Each entry has to be copied exactly, with nothing missed.

- _Dataset items_
>> begin

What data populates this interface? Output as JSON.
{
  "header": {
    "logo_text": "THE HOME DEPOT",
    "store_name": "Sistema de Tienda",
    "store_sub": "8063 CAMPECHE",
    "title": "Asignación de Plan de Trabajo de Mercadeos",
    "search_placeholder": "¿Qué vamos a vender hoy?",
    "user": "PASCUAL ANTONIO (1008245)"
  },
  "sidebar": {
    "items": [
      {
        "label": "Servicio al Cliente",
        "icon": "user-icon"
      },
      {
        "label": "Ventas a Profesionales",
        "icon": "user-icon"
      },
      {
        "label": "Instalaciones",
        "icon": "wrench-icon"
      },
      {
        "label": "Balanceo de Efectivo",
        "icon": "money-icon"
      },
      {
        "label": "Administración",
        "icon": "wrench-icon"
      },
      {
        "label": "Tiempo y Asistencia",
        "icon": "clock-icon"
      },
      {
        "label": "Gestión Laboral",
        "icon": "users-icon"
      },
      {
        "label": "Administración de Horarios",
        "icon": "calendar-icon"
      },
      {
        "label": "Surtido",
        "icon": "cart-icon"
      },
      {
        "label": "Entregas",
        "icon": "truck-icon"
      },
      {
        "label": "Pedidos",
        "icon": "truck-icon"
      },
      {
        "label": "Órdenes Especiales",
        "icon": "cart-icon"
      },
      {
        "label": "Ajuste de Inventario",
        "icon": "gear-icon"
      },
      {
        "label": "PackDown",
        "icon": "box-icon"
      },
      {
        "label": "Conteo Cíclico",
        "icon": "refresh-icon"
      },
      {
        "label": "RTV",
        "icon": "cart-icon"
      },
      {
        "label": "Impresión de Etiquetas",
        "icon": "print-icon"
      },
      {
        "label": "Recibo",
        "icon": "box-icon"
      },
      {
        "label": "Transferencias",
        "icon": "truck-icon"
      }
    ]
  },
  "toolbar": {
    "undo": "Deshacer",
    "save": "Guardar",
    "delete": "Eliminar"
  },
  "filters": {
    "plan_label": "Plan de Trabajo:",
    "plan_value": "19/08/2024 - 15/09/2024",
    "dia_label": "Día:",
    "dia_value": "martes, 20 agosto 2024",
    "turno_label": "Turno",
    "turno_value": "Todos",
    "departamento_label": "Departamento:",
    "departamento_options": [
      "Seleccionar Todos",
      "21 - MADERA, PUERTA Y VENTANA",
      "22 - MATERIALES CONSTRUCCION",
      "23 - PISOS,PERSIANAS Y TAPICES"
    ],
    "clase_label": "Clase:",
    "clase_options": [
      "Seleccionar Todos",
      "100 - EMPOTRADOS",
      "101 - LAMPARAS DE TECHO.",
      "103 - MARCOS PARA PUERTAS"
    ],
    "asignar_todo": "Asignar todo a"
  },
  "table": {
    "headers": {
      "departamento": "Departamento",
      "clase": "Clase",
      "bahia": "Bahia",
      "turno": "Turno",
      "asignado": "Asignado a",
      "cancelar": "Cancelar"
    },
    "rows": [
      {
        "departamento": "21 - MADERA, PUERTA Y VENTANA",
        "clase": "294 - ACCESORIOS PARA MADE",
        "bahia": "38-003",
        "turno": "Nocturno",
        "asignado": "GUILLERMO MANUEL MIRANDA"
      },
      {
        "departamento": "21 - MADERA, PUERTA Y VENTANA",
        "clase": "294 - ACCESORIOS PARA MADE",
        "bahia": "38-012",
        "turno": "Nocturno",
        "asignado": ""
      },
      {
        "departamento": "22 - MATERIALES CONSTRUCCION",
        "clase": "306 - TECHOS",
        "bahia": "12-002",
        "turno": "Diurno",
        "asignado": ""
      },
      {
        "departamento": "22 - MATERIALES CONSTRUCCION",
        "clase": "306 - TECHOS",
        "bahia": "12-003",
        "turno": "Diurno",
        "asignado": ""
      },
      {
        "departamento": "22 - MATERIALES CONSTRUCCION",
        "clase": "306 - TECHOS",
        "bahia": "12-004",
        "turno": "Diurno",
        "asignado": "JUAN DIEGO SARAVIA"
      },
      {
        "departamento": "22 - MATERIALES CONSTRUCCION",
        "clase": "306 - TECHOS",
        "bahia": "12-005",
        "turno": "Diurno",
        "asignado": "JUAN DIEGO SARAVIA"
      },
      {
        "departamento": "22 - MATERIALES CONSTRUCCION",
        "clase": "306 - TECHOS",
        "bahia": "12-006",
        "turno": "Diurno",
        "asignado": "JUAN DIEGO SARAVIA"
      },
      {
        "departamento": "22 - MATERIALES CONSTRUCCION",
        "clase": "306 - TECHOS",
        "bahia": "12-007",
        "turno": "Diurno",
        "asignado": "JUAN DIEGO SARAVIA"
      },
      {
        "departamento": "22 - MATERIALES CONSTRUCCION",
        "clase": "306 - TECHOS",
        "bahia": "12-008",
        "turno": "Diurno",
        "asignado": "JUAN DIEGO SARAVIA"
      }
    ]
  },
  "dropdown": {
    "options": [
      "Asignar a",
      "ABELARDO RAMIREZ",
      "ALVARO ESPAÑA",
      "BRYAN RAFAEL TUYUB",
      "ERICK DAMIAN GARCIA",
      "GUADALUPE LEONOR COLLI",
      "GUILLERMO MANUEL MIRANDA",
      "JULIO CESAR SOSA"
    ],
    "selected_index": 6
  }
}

>> end

- _Response to the exercise_
What data populates this interface? Output as JSON.
{
  "header": {
    "logo_text": "THE HOME DEPOT",
    "store_name": "Sistema de Tienda",
    "store_sub": "8063 CAMPECHE",
    "title": "Asignación de Plan de Trabajo de Mercadeos",
    "search_placeholder": "¿Qué vamos a vender hoy?",
    "user": "PASCUAL ANTONIO (1008245)"
  },
  "sidebar": {
    "items": [
      {
        "label": "Servicio al Cliente",
        "icon": "user-icon"
      },
      {
        "label": "Ventas a Profesionales",
        "icon": "user-icon"
      },
      {
        "label": "Instalaciones",
        "icon": "wrench-icon"
      },
      {
        "label": "Balanceo de Efectivo",
        "icon": "money-icon"
      },
      {
        "label": "Administración",
        "icon": "wrench-icon"
      },
      {
        "label": "Tiempo y Asistencia",
        "icon": "clock-icon"
      },
      {
        "label": "Gestión Laboral",
        "icon": "users-icon"
      },
      {
        "label": "Administración de Horarios",
        "icon": "calendar-icon"
      },
      {
        "label": "Surtido",
        "icon": "cart-icon"
      },
      {
        "label": "Entregas",
        "icon": "truck-icon"
      },
      {
        "label": "Pedidos",
        "icon": "truck-icon"
      },
      {
        "label": "Órdenes Especiales",
        "icon": "cart-icon"
      },
      {
        "label": "Ajuste de Inventario",
        "icon": "gear-icon"
      },
      {
        "label": "PackDown",
        "icon": "box-icon"
      },
      {
        "label": "Conteo Cíclico",
        "icon": "refresh-icon"
      },
      {
        "label": "RTV",
        "icon": "cart-icon"
      },
      {
        "label": "Impresión de Etiquetas",
        "icon": "print-icon"
      },
      {
        "label": "Recibo",
        "icon": "box-icon"
      },
      {
        "label": "Transferencias",
        "icon": "truck-icon"
      }
    ]
  },
  "toolbar": {
    "undo": "Deshacer",
    "save": "Guardar",
    "delete": "Eliminar"
  },
  "filters": {
    "plan_label": "Plan de Trabajo:",
    "plan_value": "19/08/2024 - 15/09/2024",
    "dia_label": "Día:",
    "dia_value": "martes, 20 agosto 2024",
    "turno_label": "Turno",
    "turno_value": "Todos",
    "departamento_label": "Departamento:",
    "departamento_options": [
      "Seleccionar Todos",
      "21 - MADERA, PUERTA Y VENTANA",
      "22 - MATERIALES CONSTRUCCION",
      "23 - PISOS,PERSIANAS Y TAPICES"
    ],
    "clase_label": "Clase:",
    "clase_options": [
      "Seleccionar Todos",
      "100 - EMPOTRADOS",
      "101 - LAMPARAS DE TECHO.",
      "103 - MARCOS PARA PUERTAS"
    ],
    "asignar_todo": "Asignar todo a"
  },
  "table": {
    "headers": {
      "departamento": "Departamento",
      "clase": "Clase",
      "bahia": "Bahia",
      "turno": "Turno",
      "asignado": "Asignado a",
      "cancelar": "Cancelar"
    },
    "rows": [
      {
        "departamento": "21 - MADERA, PUERTA Y VENTANA",
        "clase": "294 - ACCESORIOS PARA MADE",
        "bahia": "38-003",
        "turno": "Nocturno",
        "asignado": "GUILLERMO MANUEL MIRANDA"
      },
      {
        "departamento": "21 - MADERA, PUERTA Y VENTANA",
        "clase": "294 - ACCESORIOS PARA MADE",
        "bahia": "38-012",
        "turno": "Nocturno",
        "asignado": ""
      },
      {
        "departamento": "22 - MATERIALES CONSTRUCCION",
        "clase": "306 - TECHOS",
        "bahia": "12-002",
        "turno": "Diurno",
        "asignado": ""
      },
      {
        "departamento": "22 - MATERIALES CONSTRUCCION",
        "clase": "306 - TECHOS",
        "bahia": "12-003",
        "turno": "Diurno",
        "asignado": ""
      },
      {
        "departamento": "22 - MATERIALES CONSTRUCCION",
        "clase": "306 - TECHOS",
        "bahia": "12-004",
        "turno": "Diurno",
        "asignado": "JUAN DIEGO SARAVIA"
      },
      {
        "departamento": "22 - MATERIALES CONSTRUCCION",
        "clase": "306 - TECHOS",
        "bahia": "12-005",
        "turno": "Diurno",
        "asignado": "JUAN DIEGO SARAVIA"
      },
      {
        "departamento": "22 - MATERIALES CONSTRUCCION",
        "clase": "306 - TECHOS",
        "bahia": "12-006",
        "turno": "Diurno",
        "asignado": "JUAN DIEGO SARAVIA"
      },
      {
        "departamento": "22 - MATERIALES CONSTRUCCION",
        "clase": "306 - TECHOS",
        "bahia": "12-007",
        "turno": "Diurno",
        "asignado": "JUAN DIEGO SARAVIA"
      },
      {
        "departamento": "22 - MATERIALES CONSTRUCCION",
        "clase": "306 - TECHOS",
        "bahia": "12-008",
        "turno": "Diurno",
        "asignado": "JUAN DIEGO SARAVIA"
      }
    ]
  },
  "dropdown": {
    "options": [
      "Asignar a",
      "ABELARDO RAMIREZ",
      "ALVARO ESPAÑA",
      "BRYAN RAFAEL TUYUB",
      "ERICK DAMIAN GARCIA",
      "GUADALUPE LEONOR COLLI",
      "GUILLERMO MANUEL MIRANDA",
      "JULIO CESAR SOSA"
    ],
    "selected_index": 6
  }
}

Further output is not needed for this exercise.